- _WHAT IS NEEDED_:
Copy out every line that contains "Popular".

- _SUPPLIED RECORDS_:
<<<<
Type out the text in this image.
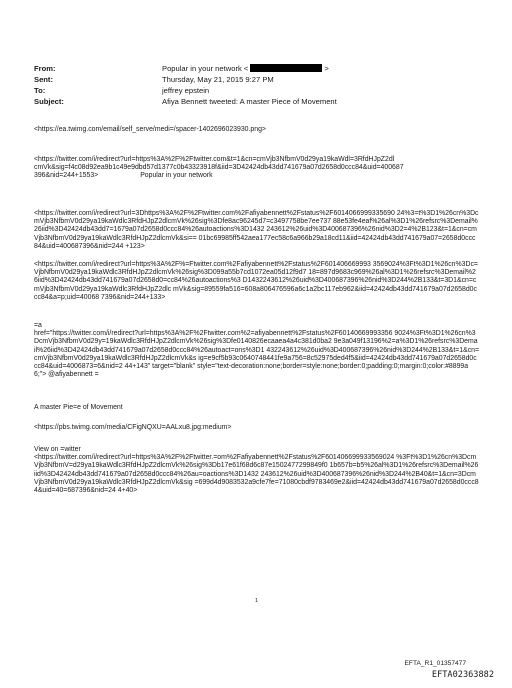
From:	Popular in your network <	>
Sent:	Thursday, May 21, 2015 9:27 PM
To:	jeffrey epstein
Subject:	Afiya Bennett tweeted: A master Piece of Movement

<https://ea.twimg.com/email/self_serve/medi=/spacer-1402696023930.png>

<https://twitter.com/i/redirect?url=https%3A%2F%2Ftwitter.com&t=1&cn=cmVjb3NfbmV0d29ya19kaWdl=3RfdHJpZ2dl

cmVk&sig=f4c08d92ea9b1c49e9dbd57d1377c0b43323918f&iid=3D42424db43dd741679a07d2658d0ccc84&uid=400687

396&nid=244+1553>	Popular in your network

<https://twitter.com/i/redirect?url=3Dhttps%3A%2F%2Ftwitter.com%2Fafiyabennett%2Fstatus%2F6014066999335690 24%3=t%3D1%26cn%3DcmVjb3NfbmV0d29ya19kaWdlc3RfdHJpZ2dlcmVk%26sig%3Dfe8ac96245d7=c3497758be7ee737 88e53fe4eaf%26al%3D1%26refsrc%3Demail%26iid%3D42424db43dd7=1679a07d2658d0ccc84%26autoactions%3D1432 243612%26uid%3D400687396%26nid%3D2=4%2B123&t=1&cn=cmVjb3NfbmV0d29ya19kaWdlc3RfdHJpZ2dlcmVk&si== 01bc69985ff542aea177ec58c6a966b29a18cd11&iid=42424db43dd741679a07=2658d0ccc84&uid=400687396&nid=244 +123>

<https://twitter.com/i/redirect?url=https%3A%2F%=Ftwitter.com%2Fafiyabennett%2Fstatus%2F601406669993 3569024%3Ft%3D1%26cn%3Dc=VjbNfbmV0d29ya19kaWdlc3RfdHJpZ2dlcmVk%26sig%3D099a55b7cd1072ea05d12f9d7 18=897d9683c969%26al%3D1%26refsrc%3Demail%26iid%3D42424db43dd741679a07d2658d0=cc84%26autoactions%3 D1432243612%26uid%3D400687396%26nid%3D244%2B133&t=3D1&cn=cmVjb3NfbmV0d29ya19kaWdlc3RfdHJpZ2dlc mVk&sig=89559fa516=608a806476596a6c1a2bc117eb962&iid=42424db43dd741679a07d2658d0ccc84&a=p;uid=40068 7396&nid=244+133>

=a

href="https://twitter.com/i/redirect?url=https%3A%2F%2Ftwitter.com%2=afiyabennett%2Fstatus%2F60140669993356 9024%3Ft%3D1%26cn%3DcmVjb3NfbmV0d29y=19kaWdlc3RfdHJpZ2dlcmVk%26sig%3Dfe0140826ecaaea4a4c381d0ba2 9e3a049f13196%2=a%3D1%26refsrc%3Demail%26iid%3D42424db43dd741679a07d2658d0ccc84%26autoact=ons%3D1 432243612%26uid%3D400687396%26nid%3D244%2B133&t=1&cn=cmVjb3NfbmV0d29ya19kaWdlc3RfdHJpZ2dlcmVk&s ig=e9cf5b93c0640748441fe9a756=8c52975ded4f5&iid=42424db43dd741679a07d2658d0ccc84&uid=4006873=6&nid=2 44+143" target="blank" style="text-decoration:none;border=style:none;border:0;padding:0;margin:0;color:#8899a6;"> @afiyabennett =

A master Pie=e of Movement

<https://pbs.twimg.com/media/CFigNQXU=AALxu8.jpg:medium>

View on =witter

<https://twitter.com/i/redirect?url=https%3A%2F%2Ftwitter.=om%2Fafiyabennett%2Fstatus%2F601406699933569024 %3Ft%3D1%26cn%3DcmVjb3NfbmV=d29ya19kaWdlc3RfdHJpZ2dlcmVk%26sig%3Db17e61f68d6c87e1502477299849f0 1b657b=b5%26al%3D1%26refsrc%3Demail%26iid%3D42424db43dd741679a07d2658d0ccc84%26au=oactions%3D1432 243612%26uid%3D400687396%26nid%3D244%2B40&t=1&cn=3DcmVjb3NfbmV0d29ya19kaWdlc3RfdHJpZ2dlcmVk&sig =699d4d9083532a9cfe7fe=71080cbdf9783469e2&iid=42424db43dd741679a07d2658d0ccc84&uid=40=687396&nid=24 4+40>

1
EFTA_R1_01357477
EFTA02363882
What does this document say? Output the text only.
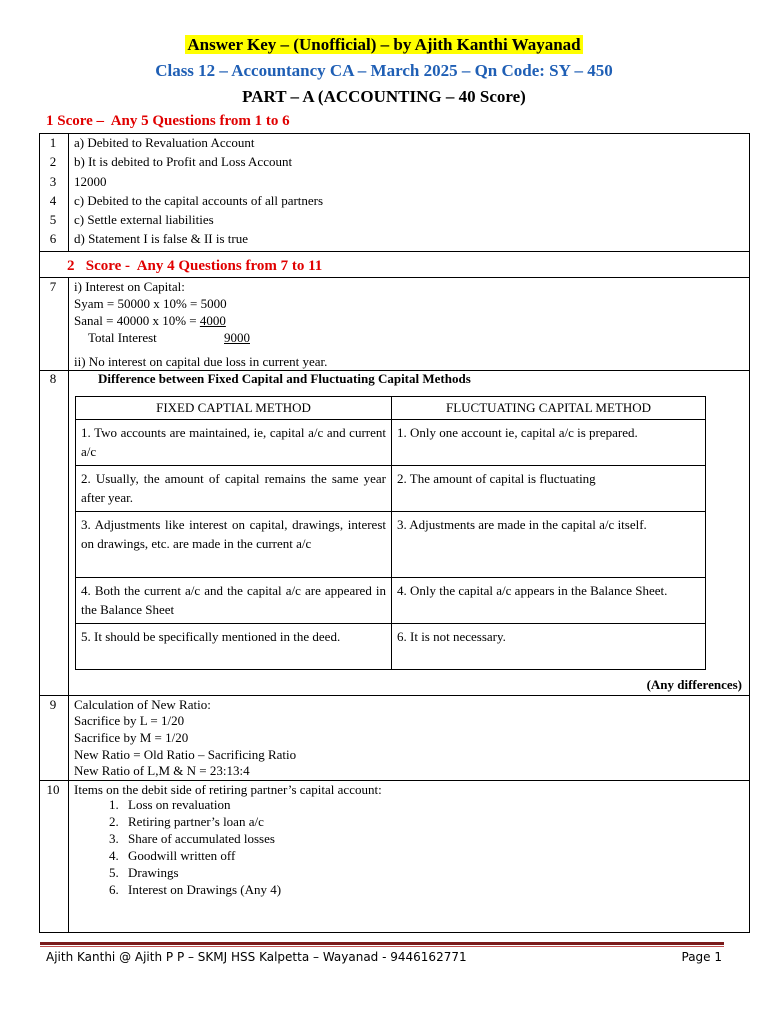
Answer Key – (Unofficial) – by Ajith Kanthi Wayanad
Class 12 – Accountancy CA – March 2025 – Qn Code: SY – 450
PART – A (ACCOUNTING – 40 Score)
1 Score –  Any 5 Questions from 1 to 6
1	a) Debited to Revaluation Account
2	b) It is debited to Profit and Loss Account
3	12000
4	c) Debited to the capital accounts of all partners
5	c) Settle external liabilities
6	d) Statement I is false & II is true
2   Score -  Any 4 Questions from 7 to 11
7	i) Interest on Capital:
Syam = 50000 x 10% = 5000
Sanal = 40000 x 10% = 4000
Total Interest	9000
ii) No interest on capital due loss in current year.
8	Difference between Fixed Capital and Fluctuating Capital Methods
FIXED CAPTIAL METHOD	FLUCTUATING CAPITAL METHOD
1. Two accounts are maintained, ie, capital a/c and current a/c	1. Only one account ie, capital a/c is prepared.
2. Usually, the amount of capital remains the same year after year.	2. The amount of capital is fluctuating
3. Adjustments like interest on capital, drawings, interest on drawings, etc. are made in the current a/c	3. Adjustments are made in the capital a/c itself.
4. Both the current a/c and the capital a/c are appeared in the Balance Sheet	4. Only the capital a/c appears in the Balance Sheet.
5. It should be specifically mentioned in the deed.	6. It is not necessary.
(Any differences)
9	Calculation of New Ratio:
Sacrifice by L = 1/20
Sacrifice by M = 1/20
New Ratio = Old Ratio – Sacrificing Ratio
New Ratio of L,M & N = 23:13:4
10	Items on the debit side of retiring partner’s capital account:
1. Loss on revaluation
2. Retiring partner’s loan a/c
3. Share of accumulated losses
4. Goodwill written off
5. Drawings
6. Interest on Drawings (Any 4)
Ajith Kanthi @ Ajith P P – SKMJ HSS Kalpetta – Wayanad - 9446162771	Page 1
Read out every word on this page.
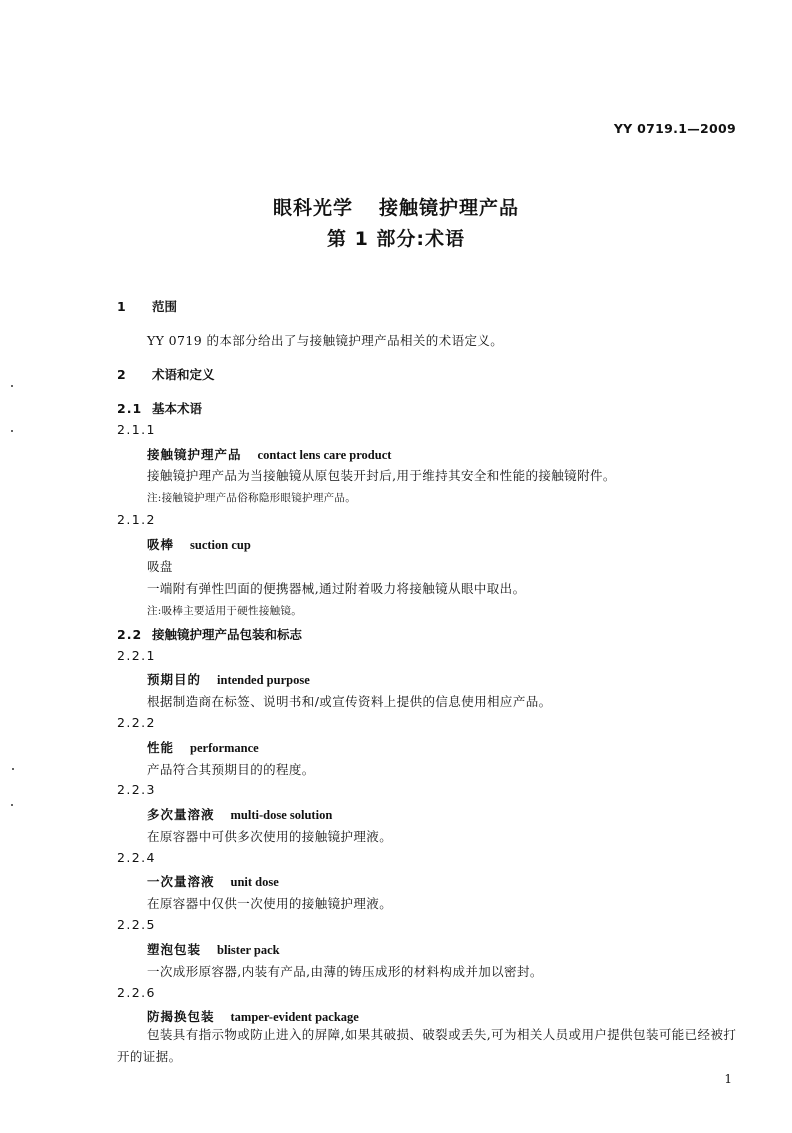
YY 0719.1—2009
眼科光学 接触镜护理产品
第 1 部分:术语
1 范围
YY 0719 的本部分给出了与接触镜护理产品相关的术语定义。
2 术语和定义
2.1 基本术语
2.1.1
接触镜护理产品 contact lens care product
接触镜护理产品为当接触镜从原包装开封后,用于维持其安全和性能的接触镜附件。
注:接触镜护理产品俗称隐形眼镜护理产品。
2.1.2
吸棒 suction cup
吸盘
一端附有弹性凹面的便携器械,通过附着吸力将接触镜从眼中取出。
注:吸棒主要适用于硬性接触镜。
2.2 接触镜护理产品包装和标志
2.2.1
预期目的 intended purpose
根据制造商在标签、说明书和/或宣传资料上提供的信息使用相应产品。
2.2.2
性能 performance
产品符合其预期目的的程度。
2.2.3
多次量溶液 multi-dose solution
在原容器中可供多次使用的接触镜护理液。
2.2.4
一次量溶液 unit dose
在原容器中仅供一次使用的接触镜护理液。
2.2.5
塑泡包装 blister pack
一次成形原容器,内装有产品,由薄的铸压成形的材料构成并加以密封。
2.2.6
防揭换包装 tamper-evident package
包装具有指示物或防止进入的屏障,如果其破损、破裂或丢失,可为相关人员或用户提供包装可能已经被打开的证据。
1
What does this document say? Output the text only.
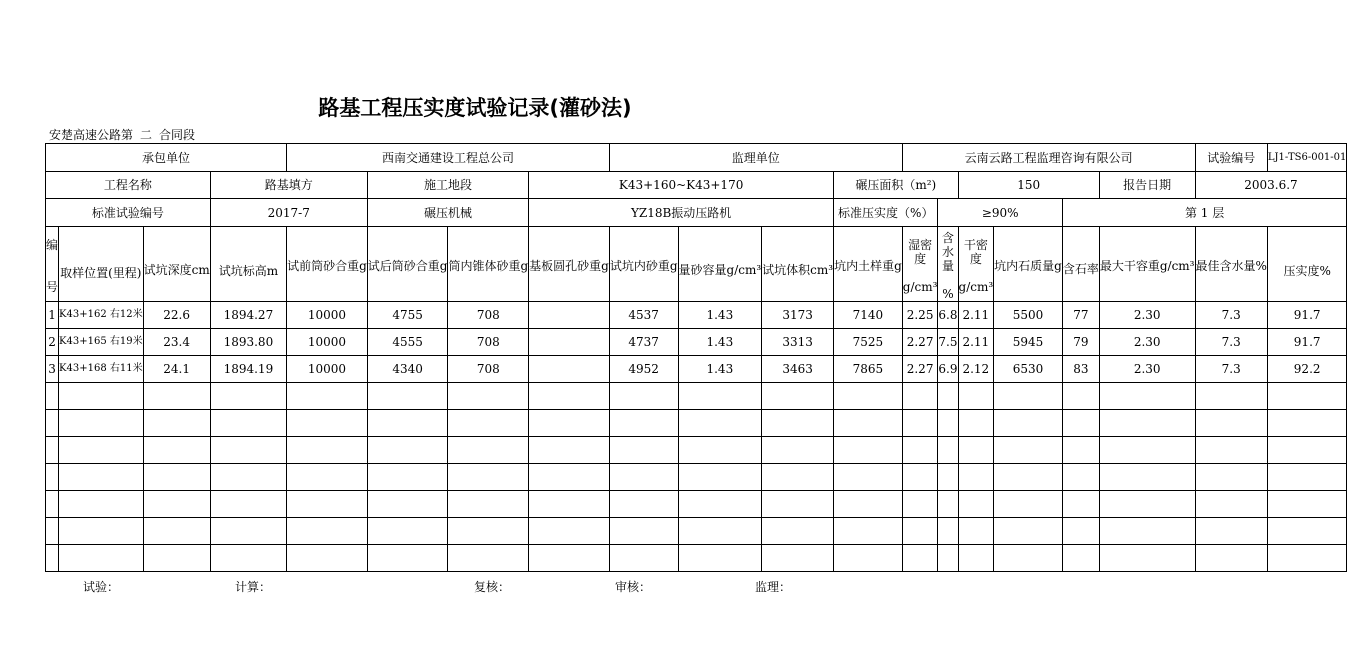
路基工程压实度试验记录(灌砂法)
安楚高速公路第 二 合同段
承包单位				西南交通建设工程总公司				监理单位				云南云路工程监理咨询有限公司						试验编号	LJ1-TS6-001-01
工程名称			路基填方		施工地段		K43+160~K43+170				碾压面积（m²)			150			报告日期	2003.6.7	
标准试验编号			2017-7		碾压机械		YZ18B振动压路机				标准压实度（%）		≥90%			第 1 层			
编

号	取样位置(里程)	试坑深度cm	试坑标高m	试前筒砂合重g	试后筒砂合重g	筒内锥体砂重g	基板圆孔砂重g	试坑内砂重g	量砂容量g/cm³	试坑体积cm³	坑内土样重g	湿密度

g/cm³	含水量

%	干密度

g/cm³	坑内石质量g	含石率	最大干容重g/cm³	最佳含水量%	压实度%
1	K43+162 右12米	22.6	1894.27	10000	4755	708		4537	1.43	3173	7140	2.25	6.8	2.11	5500	77	2.30	7.3	91.7
2	K43+165 右19米	23.4	1893.80	10000	4555	708		4737	1.43	3313	7525	2.27	7.5	2.11	5945	79	2.30	7.3	91.7
3	K43+168 右11米	24.1	1894.19	10000	4340	708		4952	1.43	3463	7865	2.27	6.9	2.12	6530	83	2.30	7.3	92.2

试验：	计算：	复核：	审核：	监理：
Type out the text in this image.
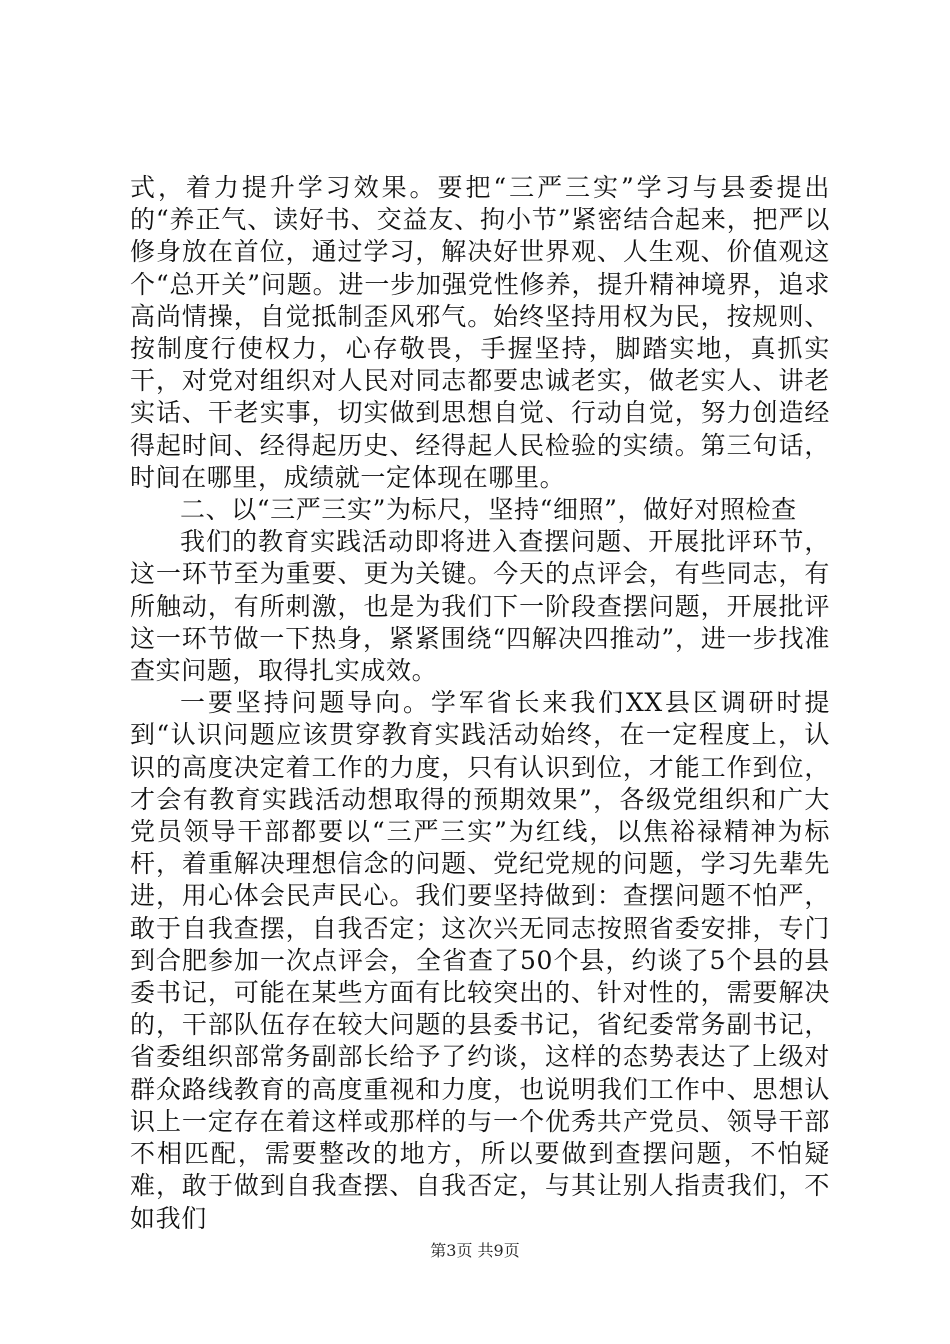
式，着力提升学习效果。要把“三严三实”学习与县委提出的“养正气、读好书、交益友、拘小节”紧密结合起来，把严以修身放在首位，通过学习，解决好世界观、人生观、价值观这个“总开关”问题。进一步加强党性修养，提升精神境界，追求高尚情操，自觉抵制歪风邪气。始终坚持用权为民，按规则、按制度行使权力，心存敬畏，手握坚持，脚踏实地，真抓实干，对党对组织对人民对同志都要忠诚老实，做老实人、讲老实话、干老实事，切实做到思想自觉、行动自觉，努力创造经得起时间、经得起历史、经得起人民检验的实绩。第三句话，时间在哪里，成绩就一定体现在哪里。

二、以“三严三实”为标尺，坚持“细照”，做好对照检查

我们的教育实践活动即将进入查摆问题、开展批评环节，这一环节至为重要、更为关键。今天的点评会，有些同志，有所触动，有所刺激，也是为我们下一阶段查摆问题，开展批评这一环节做一下热身，紧紧围绕“四解决四推动”，进一步找准查实问题，取得扎实成效。

一要坚持问题导向。学军省长来我们XX县区调研时提到“认识问题应该贯穿教育实践活动始终，在一定程度上，认识的高度决定着工作的力度，只有认识到位，才能工作到位，才会有教育实践活动想取得的预期效果”，各级党组织和广大党员领导干部都要以“三严三实”为红线，以焦裕禄精神为标杆，着重解决理想信念的问题、党纪党规的问题，学习先辈先进，用心体会民声民心。我们要坚持做到：查摆问题不怕严，敢于自我查摆，自我否定；这次兴无同志按照省委安排，专门到合肥参加一次点评会，全省查了50个县，约谈了5个县的县委书记，可能在某些方面有比较突出的、针对性的，需要解决的，干部队伍存在较大问题的县委书记，省纪委常务副书记，省委组织部常务副部长给予了约谈，这样的态势表达了上级对群众路线教育的高度重视和力度，也说明我们工作中、思想认识上一定存在着这样或那样的与一个优秀共产党员、领导干部不相匹配，需要整改的地方，所以要做到查摆问题，不怕疑难，敢于做到自我查摆、自我否定，与其让别人指责我们，不如我们

第3页 共9页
>>>>
- _OUTPUT OF THE TASK_:
From:	Popular in your network <	>
396&nid=244+1553>	Popular in your network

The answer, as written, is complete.